**Task statement**
Track down every line below that holds "Party" and copy it.

**The input**

####################

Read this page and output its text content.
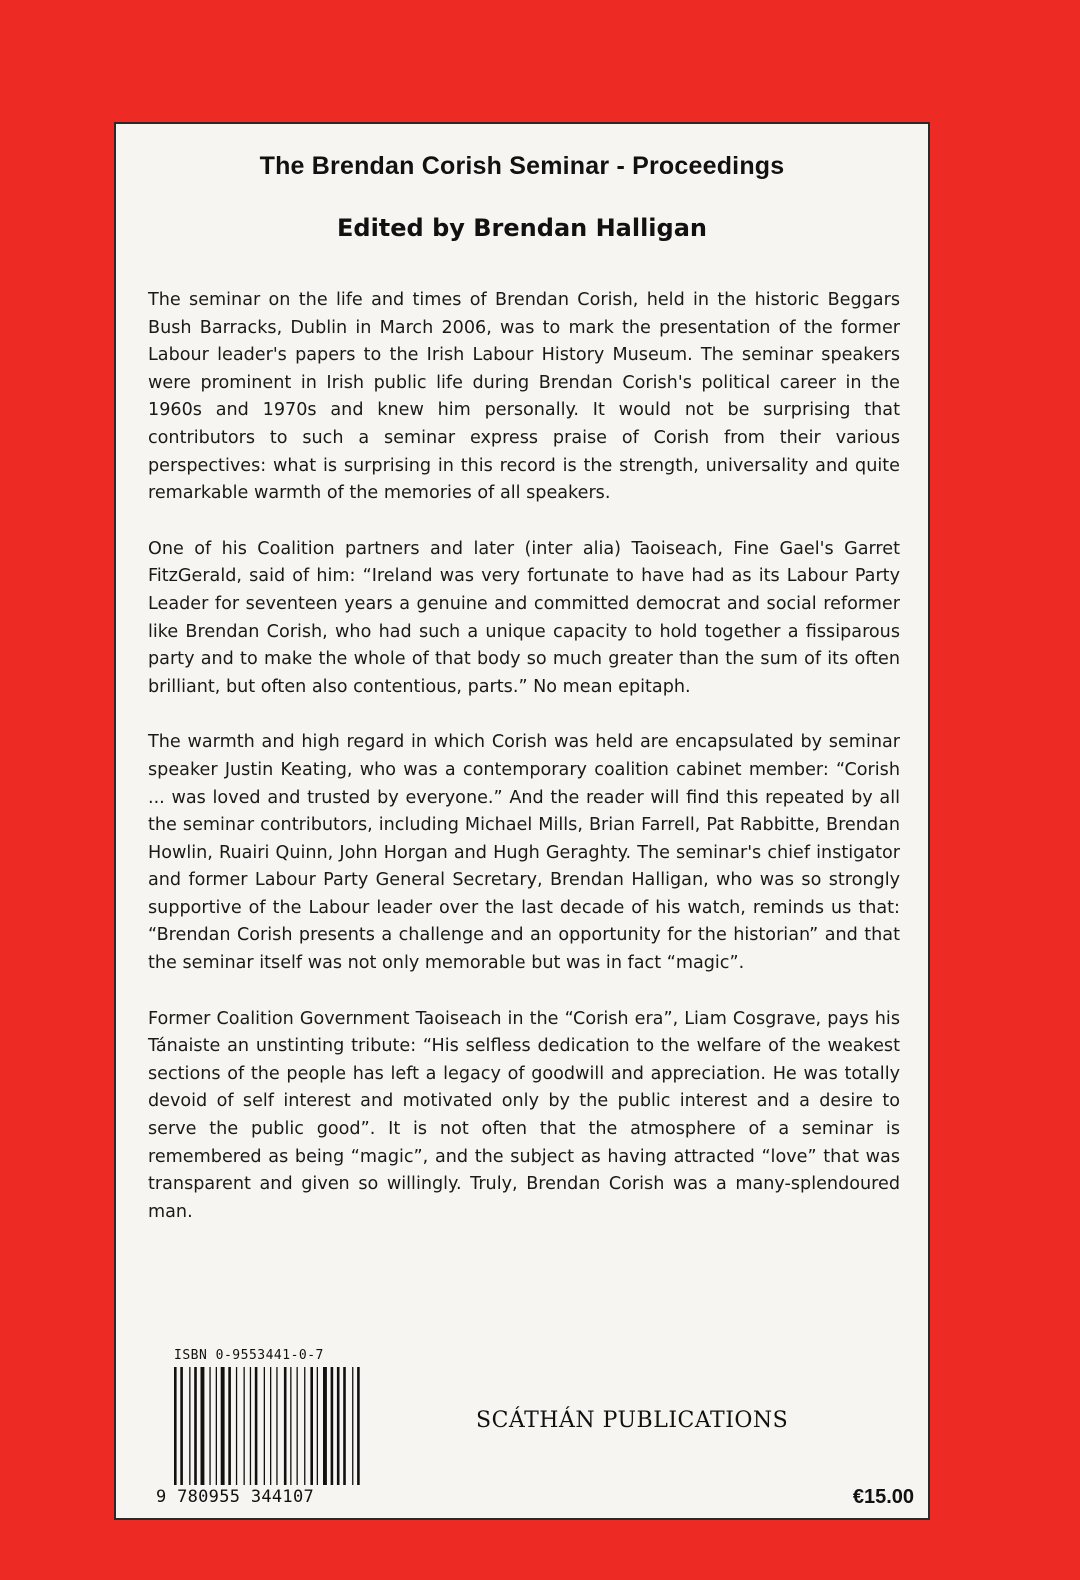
The Brendan Corish Seminar - Proceedings
Edited by Brendan Halligan

The seminar on the life and times of Brendan Corish, held in the historic Beggars Bush Barracks, Dublin in March 2006, was to mark the presentation of the former Labour leader's papers to the Irish Labour History Museum. The seminar speakers were prominent in Irish public life during Brendan Corish's political career in the 1960s and 1970s and knew him personally. It would not be surprising that contributors to such a seminar express praise of Corish from their various perspectives: what is surprising in this record is the strength, universality and quite remarkable warmth of the memories of all speakers.

One of his Coalition partners and later (inter alia) Taoiseach, Fine Gael's Garret FitzGerald, said of him: “Ireland was very fortunate to have had as its Labour Party Leader for seventeen years a genuine and committed democrat and social reformer like Brendan Corish, who had such a unique capacity to hold together a fissiparous party and to make the whole of that body so much greater than the sum of its often brilliant, but often also contentious, parts.” No mean epitaph.

The warmth and high regard in which Corish was held are encapsulated by seminar speaker Justin Keating, who was a contemporary coalition cabinet member: “Corish ... was loved and trusted by everyone.” And the reader will find this repeated by all the seminar contributors, including Michael Mills, Brian Farrell, Pat Rabbitte, Brendan Howlin, Ruairi Quinn, John Horgan and Hugh Geraghty. The seminar's chief instigator and former Labour Party General Secretary, Brendan Halligan, who was so strongly supportive of the Labour leader over the last decade of his watch, reminds us that: “Brendan Corish presents a challenge and an opportunity for the historian” and that the seminar itself was not only memorable but was in fact “magic”.

Former Coalition Government Taoiseach in the “Corish era”, Liam Cosgrave, pays his Tánaiste an unstinting tribute: “His selfless dedication to the welfare of the weakest sections of the people has left a legacy of goodwill and appreciation. He was totally devoid of self interest and motivated only by the public interest and a desire to serve the public good”. It is not often that the atmosphere of a seminar is remembered as being “magic”, and the subject as having attracted “love” that was transparent and given so willingly. Truly, Brendan Corish was a many-splendoured man.

ISBN 0-9553441-0-7
9 780955 344107
SCÁTHÁN PUBLICATIONS
€15.00
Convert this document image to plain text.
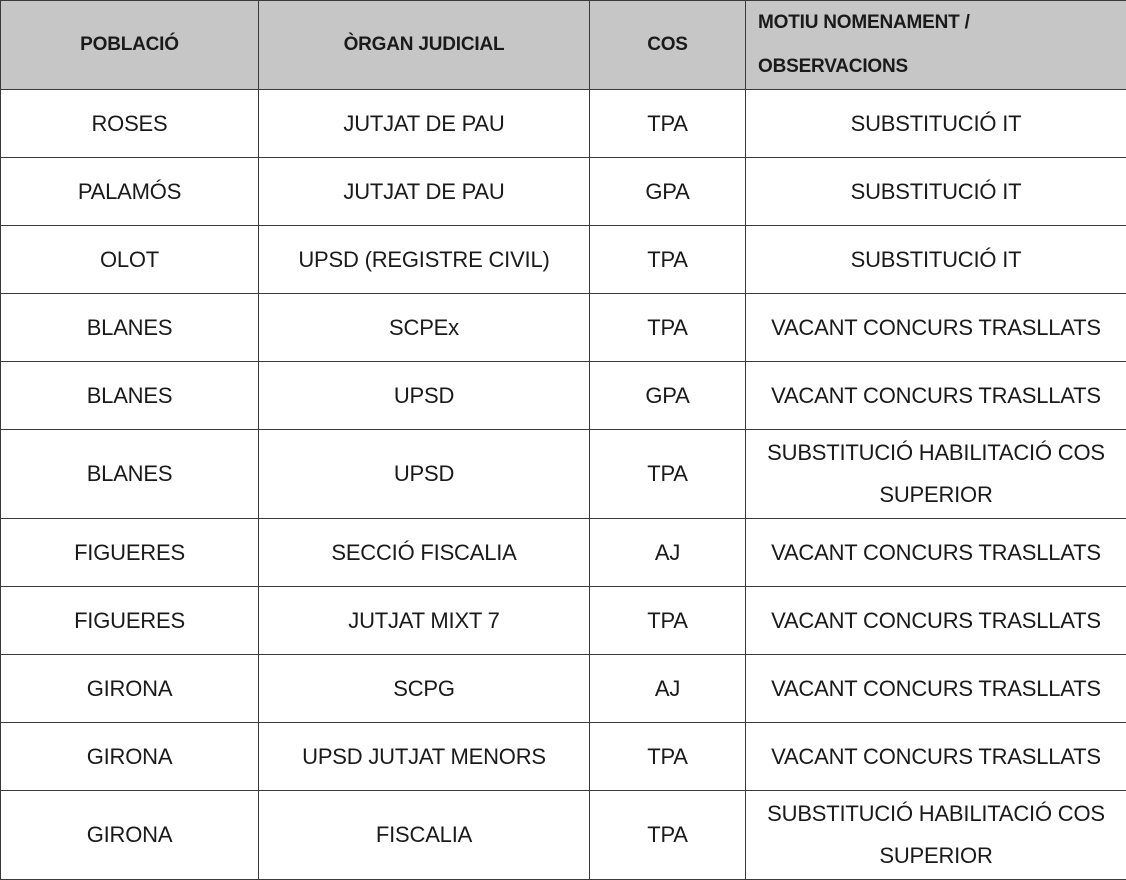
POBLACIÓ	ÒRGAN JUDICIAL	COS	MOTIU NOMENAMENT / OBSERVACIONS
ROSES	JUTJAT DE PAU	TPA	SUBSTITUCIÓ IT
PALAMÓS	JUTJAT DE PAU	GPA	SUBSTITUCIÓ IT
OLOT	UPSD (REGISTRE CIVIL)	TPA	SUBSTITUCIÓ IT
BLANES	SCPEx	TPA	VACANT CONCURS TRASLLATS
BLANES	UPSD	GPA	VACANT CONCURS TRASLLATS
BLANES	UPSD	TPA	SUBSTITUCIÓ HABILITACIÓ COS SUPERIOR
FIGUERES	SECCIÓ FISCALIA	AJ	VACANT CONCURS TRASLLATS
FIGUERES	JUTJAT MIXT 7	TPA	VACANT CONCURS TRASLLATS
GIRONA	SCPG	AJ	VACANT CONCURS TRASLLATS
GIRONA	UPSD JUTJAT MENORS	TPA	VACANT CONCURS TRASLLATS
GIRONA	FISCALIA	TPA	SUBSTITUCIÓ HABILITACIÓ COS SUPERIOR
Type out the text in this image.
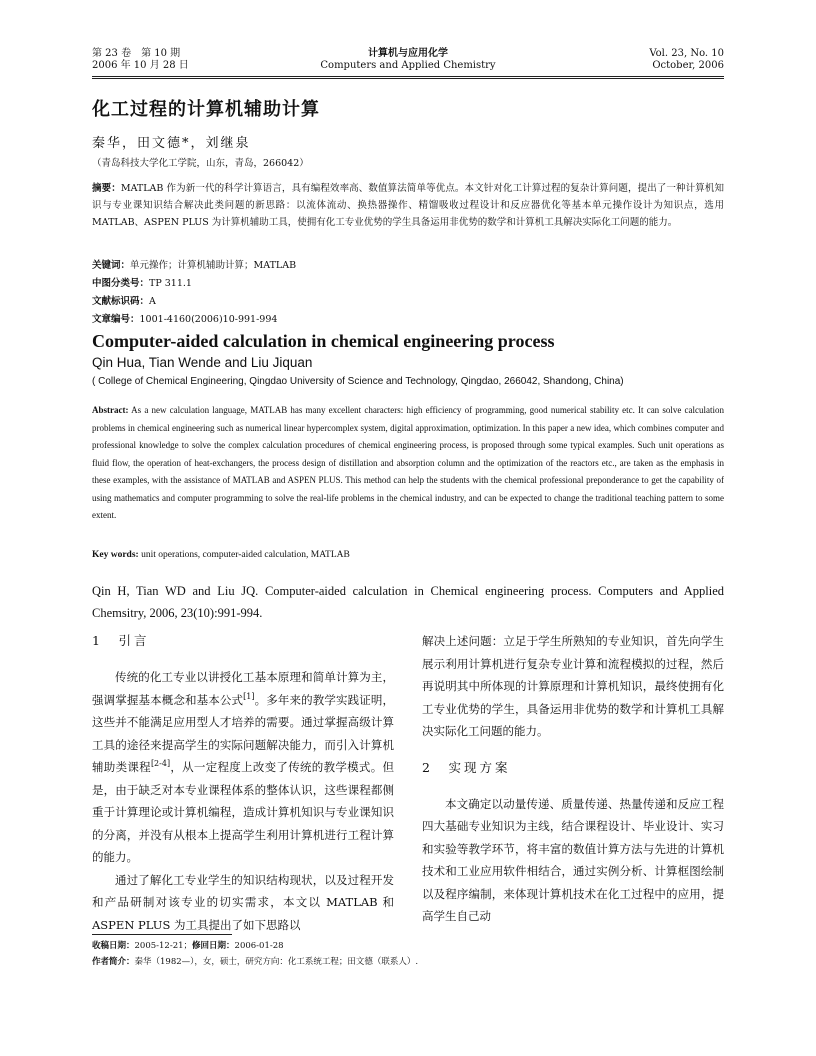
第 23 卷　第 10 期
2006 年 10 月 28 日
计算机与应用化学
Computers and Applied Chemistry
Vol. 23, No. 10
October, 2006
化工过程的计算机辅助计算
秦华，田文德*，刘继泉
（青岛科技大学化工学院，山东，青岛，266042）
摘要：MATLAB 作为新一代的科学计算语言，具有编程效率高、数值算法简单等优点。本文针对化工计算过程的复杂计算问题，提出了一种计算机知识与专业课知识结合解决此类问题的新思路：以流体流动、换热器操作、精馏吸收过程设计和反应器优化等基本单元操作设计为知识点，选用 MATLAB、ASPEN PLUS 为计算机辅助工具，使拥有化工专业优势的学生具备运用非优势的数学和计算机工具解决实际化工问题的能力。
关键词：单元操作；计算机辅助计算；MATLAB
中图分类号：TP 311.1
文献标识码：A
文章编号：1001-4160(2006)10-991-994
Computer-aided calculation in chemical engineering process
Qin Hua, Tian Wende and Liu Jiquan
( College of Chemical Engineering, Qingdao University of Science and Technology, Qingdao, 266042, Shandong, China)
Abstract: As a new calculation language, MATLAB has many excellent characters: high efficiency of programming, good numerical stability etc. It can solve calculation problems in chemical engineering such as numerical linear hypercomplex system, digital approximation, optimization. In this paper a new idea, which combines computer and professional knowledge to solve the complex calculation procedures of chemical engineering process, is proposed through some typical examples. Such unit operations as fluid flow, the operation of heat-exchangers, the process design of distillation and absorption column and the optimization of the reactors etc., are taken as the emphasis in these examples, with the assistance of MATLAB and ASPEN PLUS. This method can help the students with the chemical professional preponderance to get the capability of using mathematics and computer programming to solve the real-life problems in the chemical industry, and can be expected to change the traditional teaching pattern to some extent.
Key words: unit operations, computer-aided calculation, MATLAB
Qin H, Tian WD and Liu JQ. Computer-aided calculation in Chemical engineering process. Computers and Applied Chemsitry, 2006, 23(10):991-994.
1　引言

传统的化工专业以讲授化工基本原理和简单计算为主，强调掌握基本概念和基本公式[1]。多年来的教学实践证明，这些并不能满足应用型人才培养的需要。通过掌握高级计算工具的途径来提高学生的实际问题解决能力，而引入计算机辅助类课程[2-4]，从一定程度上改变了传统的教学模式。但是，由于缺乏对本专业课程体系的整体认识，这些课程都侧重于计算理论或计算机编程，造成计算机知识与专业课知识的分离，并没有从根本上提高学生利用计算机进行工程计算的能力。

通过了解化工专业学生的知识结构现状，以及过程开发和产品研制对该专业的切实需求，本文以 MATLAB 和 ASPEN PLUS 为工具提出了如下思路以

解决上述问题：立足于学生所熟知的专业知识，首先向学生展示利用计算机进行复杂专业计算和流程模拟的过程，然后再说明其中所体现的计算原理和计算机知识，最终使拥有化工专业优势的学生，具备运用非优势的数学和计算机工具解决实际化工问题的能力。

2　实现方案

本文确定以动量传递、质量传递、热量传递和反应工程四大基础专业知识为主线，结合课程设计、毕业设计、实习和实验等教学环节，将丰富的数值计算方法与先进的计算机技术和工业应用软件相结合，通过实例分析、计算框图绘制以及程序编制，来体现计算机技术在化工过程中的应用，提高学生自己动

收稿日期：2005-12-21；修回日期：2006-01-28
作者简介：秦华（1982—），女，硕士，研究方向：化工系统工程；田文德（联系人）.
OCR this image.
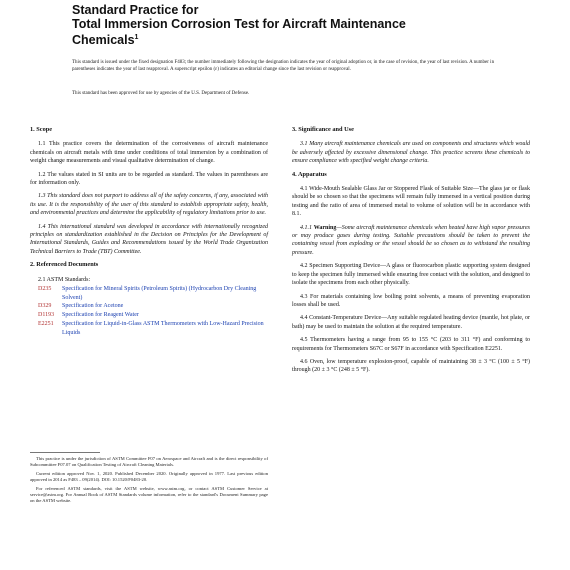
Standard Practice for
Total Immersion Corrosion Test for Aircraft Maintenance
Chemicals$^1$
This standard is issued under the fixed designation F483; the number immediately following the designation indicates the year of original adoption or, in the case of revision, the year of last revision. A number in parentheses indicates the year of last reapproval. A superscript epsilon (ε) indicates an editorial change since the last revision or reapproval.
This standard has been approved for use by agencies of the U.S. Department of Defense.
1. Scope
1.1 This practice covers the determination of the corrosiveness of aircraft maintenance chemicals on aircraft metals with time under conditions of total immersion by a combination of weight change measurements and visual qualitative determination of change.
1.2 The values stated in SI units are to be regarded as standard. The values in parentheses are for information only.
1.3 This standard does not purport to address all of the safety concerns, if any, associated with its use. It is the responsibility of the user of this standard to establish appropriate safety, health, and environmental practices and determine the applicability of regulatory limitations prior to use.
1.4 This international standard was developed in accordance with internationally recognized principles on standardization established in the Decision on Principles for the Development of International Standards, Guides and Recommendations issued by the World Trade Organization Technical Barriers to Trade (TBT) Committee.
2. Referenced Documents
2.1 ASTM Standards:
D235	Specification for Mineral Spirits (Petroleum Spirits) (Hydrocarbon Dry Cleaning Solvent)
D329	Specification for Acetone
D1193	Specification for Reagent Water
E2251	Specification for Liquid-in-Glass ASTM Thermometers with Low-Hazard Precision Liquids
This practice is under the jurisdiction of ASTM Committee F07 on Aerospace and Aircraft and is the direct responsibility of Subcommittee F07.07 on Qualification Testing of Aircraft Cleaning Materials.
Current edition approved Nov. 1, 2020. Published December 2020. Originally approved in 1977. Last previous edition approved in 2014 as F483 – 09(2014). DOI: 10.1520/F0483-20.
For referenced ASTM standards, visit the ASTM website, www.astm.org, or contact ASTM Customer Service at service@astm.org. For Annual Book of ASTM Standards volume information, refer to the standard's Document Summary page on the ASTM website.
3. Significance and Use
3.1 Many aircraft maintenance chemicals are used on components and structures which would be adversely affected by excessive dimensional change. This practice screens these chemicals to ensure compliance with specified weight change criteria.
4. Apparatus
4.1 Wide-Mouth Sealable Glass Jar or Stoppered Flask of Suitable Size—The glass jar or flask should be so chosen so that the specimens will remain fully immersed in a vertical position during testing and the ratio of area of immersed metal to volume of solution will be in accordance with 8.1.
4.1.1 Warning—Some aircraft maintenance chemicals when heated have high vapor pressures or may produce gases during testing. Suitable precautions should be taken to prevent the containing vessel from exploding or the vessel should be so chosen as to withstand the resulting pressure.
4.2 Specimen Supporting Device—A glass or fluorocarbon plastic supporting system designed to keep the specimen fully immersed while ensuring free contact with the solution, and designed to isolate the specimens from each other physically.
4.3 For materials containing low boiling point solvents, a means of preventing evaporation losses shall be used.
4.4 Constant-Temperature Device—Any suitable regulated heating device (mantle, hot plate, or bath) may be used to maintain the solution at the required temperature.
4.5 Thermometers having a range from 95 to 155 °C (203 to 311 °F) and conforming to requirements for Thermometers S67C or S67F in accordance with Specification E2251.
4.6 Oven, low temperature explosion-proof, capable of maintaining 38 ± 3 °C (100 ± 5 °F) through (20 ± 3 °C (248 ± 5 °F).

####################

**The solution**
One of his Coalition partners and later (inter alia) Taoiseach, Fine Gael's Garret FitzGerald, said of him: “Ireland was very fortunate to have had as its Labour Party Leader for seventeen years a genuine and committed democrat and social reformer like Brendan Corish, who had such a unique capacity to hold together a fissiparous party and to make the whole of that body so much greater than the sum of its often brilliant, but often also contentious, parts.” No mean epitaph.
The warmth and high regard in which Corish was held are encapsulated by seminar speaker Justin Keating, who was a contemporary coalition cabinet member: “Corish ... was loved and trusted by everyone.” And the reader will find this repeated by all the seminar contributors, including Michael Mills, Brian Farrell, Pat Rabbitte, Brendan Howlin, Ruairi Quinn, John Horgan and Hugh Geraghty. The seminar's chief instigator and former Labour Party General Secretary, Brendan Halligan, who was so strongly supportive of the Labour leader over the last decade of his watch, reminds us that: “Brendan Corish presents a challenge and an opportunity for the historian” and that the seminar itself was not only memorable but was in fact “magic”.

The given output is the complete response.